** start of DATA EXTRACT **

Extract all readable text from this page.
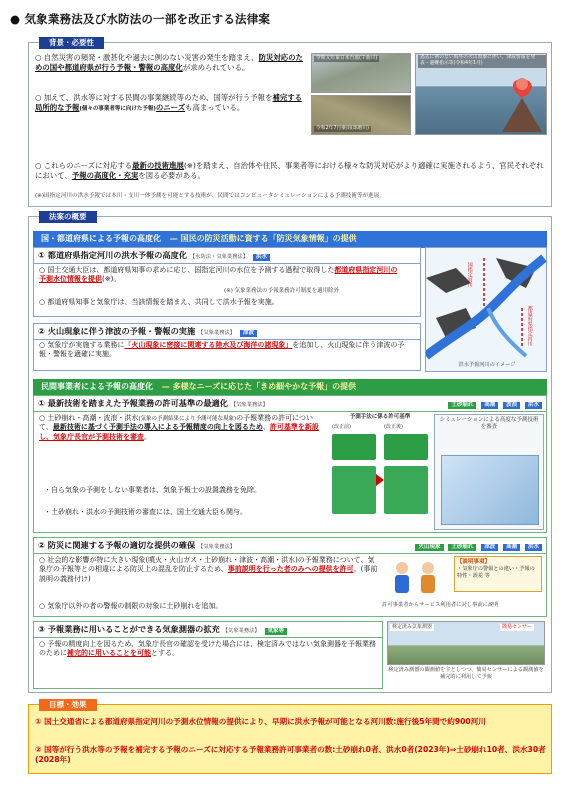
● 気象業務法及び水防法の一部を改正する法律案
背景・必要性
○ 自然災害の頻発・激甚化や過去に例のない災害の発生を踏まえ、防災対応のための国や都道府県が行う予報・警報の高度化が求められている。
○ 加えて、洪水等に対する民間の事業継続等のため、国等が行う予報を補完する局所的な予報(個々の事業者等に向けた予報)のニーズも高まっている。
令和元年東日本台風(千曲川)
令和2年7月豪雨(球磨川)
過去に例のない海外の火山現象に伴い、津波警報を発表・避難指示等(令和4年1月)
○ これらのニーズに対応する最新の技術進展(※)を踏まえ、自治体や住民、事業者等における様々な防災対応がより適確に実施されるよう、官民それぞれにおいて、予報の高度化・充実を図る必要がある。
(※)国指定河川の洪水予報では本川・支川一体予測を可能とする技術が、民間ではコンピュータシミュレーションによる予測技術等が進展。
法案の概要
国・都道府県による予報の高度化 — 国民の防災活動に資する「防災気象情報」の提供
① 都道府県指定河川の洪水予報の高度化 【水防法・気象業務法】 洪水
○ 国土交通大臣は、都道府県知事の求めに応じ、国指定河川の水位を予測する過程で取得した都道府県指定河川の予測水位情報を提供(※)。
(※) 気象業務法の予報業務許可制度を適用除外
○ 都道府県知事と気象庁は、当該情報を踏まえ、共同して洪水予報を実施。
国指定河川
都道府県指定河川
洪水予報河川のイメージ
② 火山現象に伴う津波の予報・警報の実施 【気象業務法】 津波
○ 気象庁が実施する業務に「火山現象に密接に関連する陸水及び海洋の諸現象」を追加し、火山現象に伴う津波の予報・警報を適確に実施。
民間事業者による予報の高度化 — 多様なニーズに応じた「きめ細やかな予報」の提供
① 最新技術を踏まえた予報業務の許可基準の最適化 【気象業務法】	土砂崩れ 高潮 波浪 洪水
○ 土砂崩れ・高潮・波浪・洪水(気象の予測結果により予測可能な現象)の予報業務の許可について、最新技術に基づく予測手法の導入による予報精度の向上を図るため、許可基準を新設し、気象庁長官が予測技術を審査。
・自ら気象の予測をしない事業者は、気象予報士の設置義務を免除。
・土砂崩れ・洪水の予測技術の審査には、国土交通大臣も関与。
予測手法に係る許可基準
(改正前)	(改正後)
シミュレーションによる高度な予測技術を審査
② 防災に関連する予報の適切な提供の確保 【気象業務法】	火山現象 土砂崩れ 津波 高潮 洪水
○ 社会的な影響が特に大きい現象(噴火・火山ガス・土砂崩れ・津波・高潮・洪水)の予報業務について、気象庁の予報等との相違による防災上の混乱を防止するため、事前説明を行った者のみへの提供を許可。(事前説明の義務付け)
○ 気象庁以外の者の警報の制限の対象に土砂崩れを追加。
【説明事項】
・気象庁の警報との違い・予報の特性・誤差 等
許可事業者からサービス利用者に対し事前に説明
③ 予報業務に用いることができる気象測器の拡充 【気象業務法】 気象等
○ 予報の精度向上を図るため、気象庁長官の確認を受けた場合には、検定済みではない気象測器を予報業務のために補完的に用いることを可能とする。
検定済み気象測器	簡易センサー
検定済み測器の観測値を主としつつ、簡易センサーによる観測値を補完的に利用して予報
目標・効果
① 国土交通省による都道府県指定河川の予測水位情報の提供により、早期に洪水予報が可能となる河川数:施行後5年間で約900河川
② 国等が行う洪水等の予報を補完する予報のニーズに対応する予報業務許可事業者の数:土砂崩れ0者、洪水0者(2023年)⇒土砂崩れ10者、洪水30者(2028年)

** end of DATA EXTRACT **

- _WHAT THIS TASK INVOLVES_
Copy down every line of the material above that includes the string "火山現象に伴う津波の予報".

- _RESULT OF THIS EXERCISE_
② 火山現象に伴う津波の予報・警報の実施 【気象業務法】 津波
○ 気象庁が実施する業務に「火山現象に密接に関連する陸水及び海洋の諸現象」を追加し、火山現象に伴う津波の予報・警報を適確に実施。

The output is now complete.